Records about charts and figures:

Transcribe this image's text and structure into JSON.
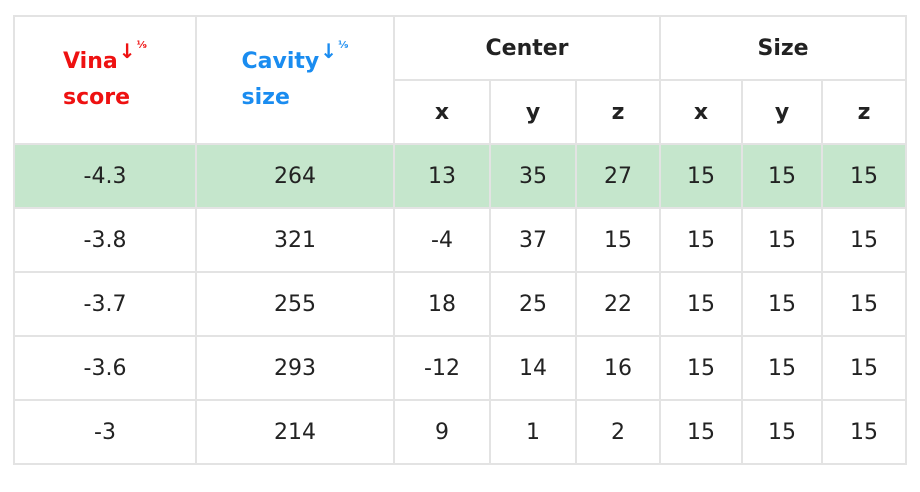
{
  "header": {
    "vina_line1": "Vina",
    "vina_line2": "score",
    "cavity_line1": "Cavity",
    "cavity_line2": "size",
    "sort_glyph": "↓",
    "sort_mini": "¹⁄₉",
    "center": "Center",
    "size": "Size",
    "axes": [
      "x",
      "y",
      "z",
      "x",
      "y",
      "z"
    ]
  },
  "colors": {
    "vina_header": "#ee1111",
    "cavity_header": "#1a8cf0",
    "highlight_row": "#c5e6cc"
  },
  "rows": [
    {
      "vina": "-4.3",
      "cavity": "264",
      "cx": "13",
      "cy": "35",
      "cz": "27",
      "sx": "15",
      "sy": "15",
      "sz": "15"
    },
    {
      "vina": "-3.8",
      "cavity": "321",
      "cx": "-4",
      "cy": "37",
      "cz": "15",
      "sx": "15",
      "sy": "15",
      "sz": "15"
    },
    {
      "vina": "-3.7",
      "cavity": "255",
      "cx": "18",
      "cy": "25",
      "cz": "22",
      "sx": "15",
      "sy": "15",
      "sz": "15"
    },
    {
      "vina": "-3.6",
      "cavity": "293",
      "cx": "-12",
      "cy": "14",
      "cz": "16",
      "sx": "15",
      "sy": "15",
      "sz": "15"
    },
    {
      "vina": "-3",
      "cavity": "214",
      "cx": "9",
      "cy": "1",
      "cz": "2",
      "sx": "15",
      "sy": "15",
      "sz": "15"
    }
  ]
}
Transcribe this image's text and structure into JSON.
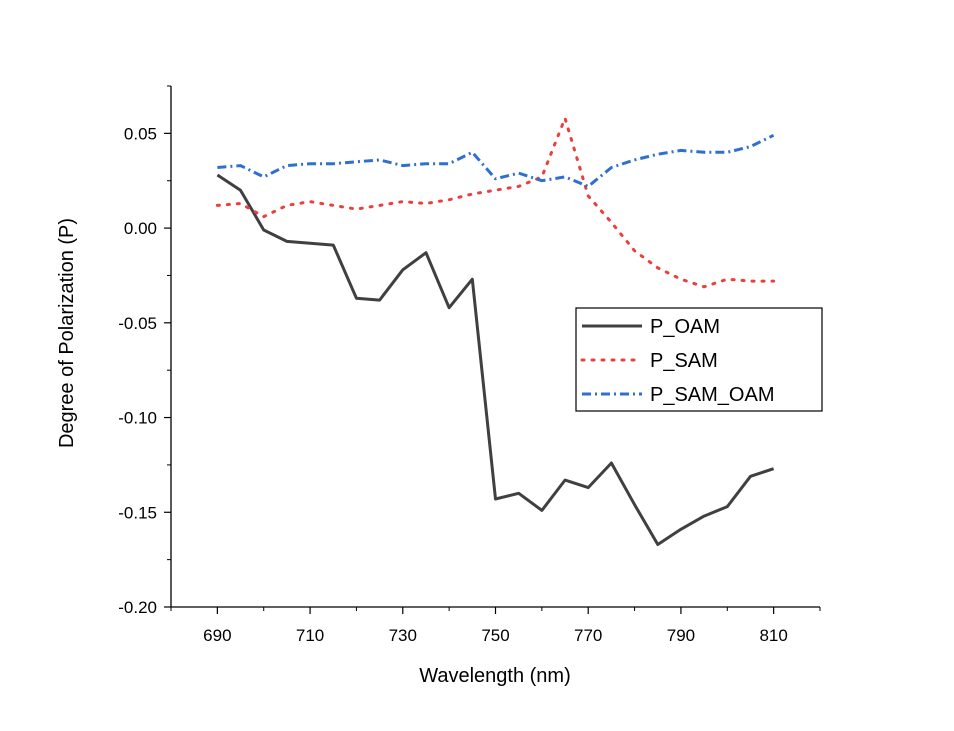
{
  "chart_data": {
    "type": "line",
    "title": "",
    "xlabel": "Wavelength (nm)",
    "ylabel": "Degree of Polarization (P)",
    "xlim": [
      680,
      820
    ],
    "ylim": [
      -0.2,
      0.075
    ],
    "xticks": [
      690,
      710,
      730,
      750,
      770,
      790,
      810
    ],
    "xtick_labels": [
      "690",
      "710",
      "730",
      "750",
      "770",
      "790",
      "810"
    ],
    "yticks": [
      -0.2,
      -0.15,
      -0.1,
      -0.05,
      0.0,
      0.05
    ],
    "ytick_labels": [
      "-0.20",
      "-0.15",
      "-0.10",
      "-0.05",
      "0.00",
      "0.05"
    ],
    "legend_position": "center-right",
    "series": [
      {
        "name": "P_OAM",
        "color": "#404040",
        "style": "solid",
        "x": [
          690,
          695,
          700,
          705,
          710,
          715,
          720,
          725,
          730,
          735,
          740,
          745,
          750,
          755,
          760,
          765,
          770,
          775,
          780,
          785,
          790,
          795,
          800,
          805,
          810
        ],
        "y": [
          0.028,
          0.02,
          -0.001,
          -0.007,
          -0.008,
          -0.009,
          -0.037,
          -0.038,
          -0.022,
          -0.013,
          -0.042,
          -0.027,
          -0.143,
          -0.14,
          -0.149,
          -0.133,
          -0.137,
          -0.124,
          -0.146,
          -0.167,
          -0.159,
          -0.152,
          -0.147,
          -0.131,
          -0.127
        ]
      },
      {
        "name": "P_SAM",
        "color": "#e8413c",
        "style": "dotted",
        "x": [
          690,
          695,
          700,
          705,
          710,
          715,
          720,
          725,
          730,
          735,
          740,
          745,
          750,
          755,
          760,
          765,
          770,
          775,
          780,
          785,
          790,
          795,
          800,
          805,
          810
        ],
        "y": [
          0.012,
          0.013,
          0.006,
          0.012,
          0.014,
          0.012,
          0.01,
          0.012,
          0.014,
          0.013,
          0.015,
          0.018,
          0.02,
          0.022,
          0.027,
          0.058,
          0.017,
          0.003,
          -0.012,
          -0.021,
          -0.027,
          -0.031,
          -0.027,
          -0.028,
          -0.028
        ]
      },
      {
        "name": "P_SAM_OAM",
        "color": "#2f6fd0",
        "style": "dashdot",
        "x": [
          690,
          695,
          700,
          705,
          710,
          715,
          720,
          725,
          730,
          735,
          740,
          745,
          750,
          755,
          760,
          765,
          770,
          775,
          780,
          785,
          790,
          795,
          800,
          805,
          810
        ],
        "y": [
          0.032,
          0.033,
          0.027,
          0.033,
          0.034,
          0.034,
          0.035,
          0.036,
          0.033,
          0.034,
          0.034,
          0.04,
          0.026,
          0.029,
          0.025,
          0.027,
          0.022,
          0.032,
          0.036,
          0.039,
          0.041,
          0.04,
          0.04,
          0.043,
          0.049
        ]
      }
    ]
  }
}
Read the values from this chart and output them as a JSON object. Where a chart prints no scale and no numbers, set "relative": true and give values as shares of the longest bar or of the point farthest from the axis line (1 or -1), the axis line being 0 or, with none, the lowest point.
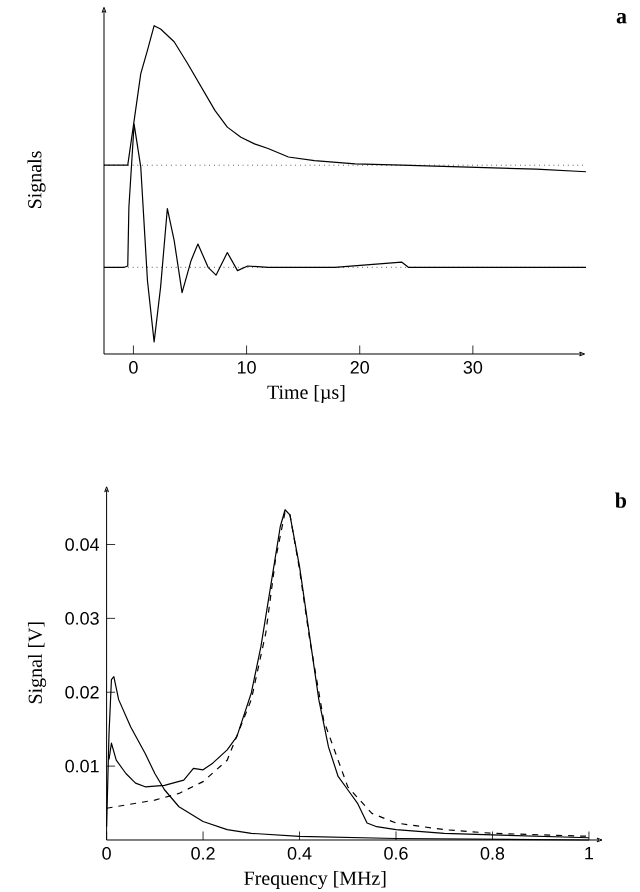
{
  "chart_data": [
    {
      "type": "line",
      "relative": true,
      "tick_labels": "x",
      "xlabel": "Time [µs]",
      "ylabel": "Signals",
      "xlim": [
        -2.6,
        40
      ],
      "xticks": [
        0,
        10,
        20,
        30
      ],
      "annotations": [
        "a"
      ],
      "series": [
        {
          "color": "#000000",
          "line_style": "solid",
          "x": [
            -2.6,
            -0.5,
            0.06,
            0.65,
            1.24,
            1.83,
            2.4,
            3.6,
            4.8,
            6.0,
            7.2,
            8.3,
            9.5,
            10.7,
            11.9,
            13.7,
            16.0,
            19.6,
            23.7,
            29.6,
            35.6,
            40
          ],
          "values": [
            0.575,
            0.575,
            0.71,
            0.854,
            0.925,
            1.0,
            0.99,
            0.951,
            0.884,
            0.813,
            0.742,
            0.691,
            0.66,
            0.64,
            0.626,
            0.6,
            0.589,
            0.579,
            0.575,
            0.569,
            0.563,
            0.555
          ]
        },
        {
          "color": "#000000",
          "line_style": "solid",
          "x": [
            -2.6,
            -0.8,
            -0.5,
            -0.4,
            0.06,
            0.65,
            1.24,
            1.83,
            2.4,
            3.0,
            3.6,
            4.3,
            5.1,
            5.7,
            6.6,
            7.3,
            8.3,
            9.2,
            10.1,
            11.9,
            17.8,
            23.7,
            24.3,
            29.6,
            40
          ],
          "values": [
            0.264,
            0.264,
            0.268,
            0.447,
            0.7,
            0.569,
            0.224,
            0.037,
            0.203,
            0.443,
            0.346,
            0.187,
            0.285,
            0.335,
            0.264,
            0.24,
            0.309,
            0.254,
            0.268,
            0.264,
            0.264,
            0.28,
            0.264,
            0.264,
            0.264
          ]
        }
      ],
      "ref_lines": [
        {
          "axis": "y",
          "value": 0.575,
          "line_style": "dotted"
        },
        {
          "axis": "y",
          "value": 0.264,
          "line_style": "dotted"
        }
      ]
    },
    {
      "type": "line",
      "xlabel": "Frequency [MHz]",
      "ylabel": "Signal [V]",
      "xlim": [
        0,
        1.03
      ],
      "ylim": [
        0,
        0.048
      ],
      "xticks": [
        0,
        0.2,
        0.4,
        0.6,
        0.8,
        1
      ],
      "yticks": [
        0.01,
        0.02,
        0.03,
        0.04
      ],
      "annotations": [
        "b"
      ],
      "series": [
        {
          "color": "#000000",
          "line_style": "solid",
          "x": [
            0.005,
            0.01,
            0.02,
            0.04,
            0.06,
            0.08,
            0.12,
            0.16,
            0.18,
            0.2,
            0.22,
            0.25,
            0.27,
            0.3,
            0.32,
            0.34,
            0.36,
            0.37,
            0.38,
            0.4,
            0.42,
            0.44,
            0.46,
            0.48,
            0.5,
            0.52,
            0.54,
            0.56,
            0.6,
            0.7,
            0.8,
            0.9,
            1.0
          ],
          "values": [
            0.0109,
            0.0131,
            0.0108,
            0.009,
            0.0077,
            0.0072,
            0.0074,
            0.0081,
            0.0097,
            0.0095,
            0.0104,
            0.0122,
            0.014,
            0.0199,
            0.0262,
            0.0343,
            0.0424,
            0.0447,
            0.044,
            0.037,
            0.028,
            0.019,
            0.0126,
            0.0086,
            0.0068,
            0.005,
            0.0023,
            0.0018,
            0.0014,
            0.0009,
            0.0007,
            0.0005,
            0.0003
          ]
        },
        {
          "color": "#000000",
          "line_style": "dashed",
          "x": [
            0,
            0.1,
            0.15,
            0.2,
            0.25,
            0.3,
            0.33,
            0.35,
            0.37,
            0.38,
            0.4,
            0.42,
            0.45,
            0.5,
            0.55,
            0.6,
            0.7,
            0.8,
            1.0
          ],
          "values": [
            0.0043,
            0.0054,
            0.0063,
            0.0079,
            0.0108,
            0.019,
            0.028,
            0.0379,
            0.0444,
            0.0441,
            0.0366,
            0.0276,
            0.0162,
            0.0072,
            0.0036,
            0.0023,
            0.0014,
            0.0009,
            0.0005
          ]
        },
        {
          "color": "#000000",
          "line_style": "solid",
          "x": [
            0.0,
            0.005,
            0.01,
            0.015,
            0.025,
            0.05,
            0.08,
            0.1,
            0.12,
            0.15,
            0.2,
            0.25,
            0.3,
            0.4,
            0.6,
            1.0
          ],
          "values": [
            0.0018,
            0.0144,
            0.0217,
            0.0221,
            0.019,
            0.0153,
            0.0117,
            0.009,
            0.0068,
            0.0045,
            0.0025,
            0.0014,
            0.0009,
            0.0005,
            0.0002,
            0.0
          ]
        }
      ]
    }
  ]
}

> _Aim_: Read the data above and pull out each line that holds the string "xlabel".

> _Full response_:
    "xlabel": "Wavelength (nm)",
      "xlabel": "Time [µs]",
      "xlabel": "Frequency [MHz]",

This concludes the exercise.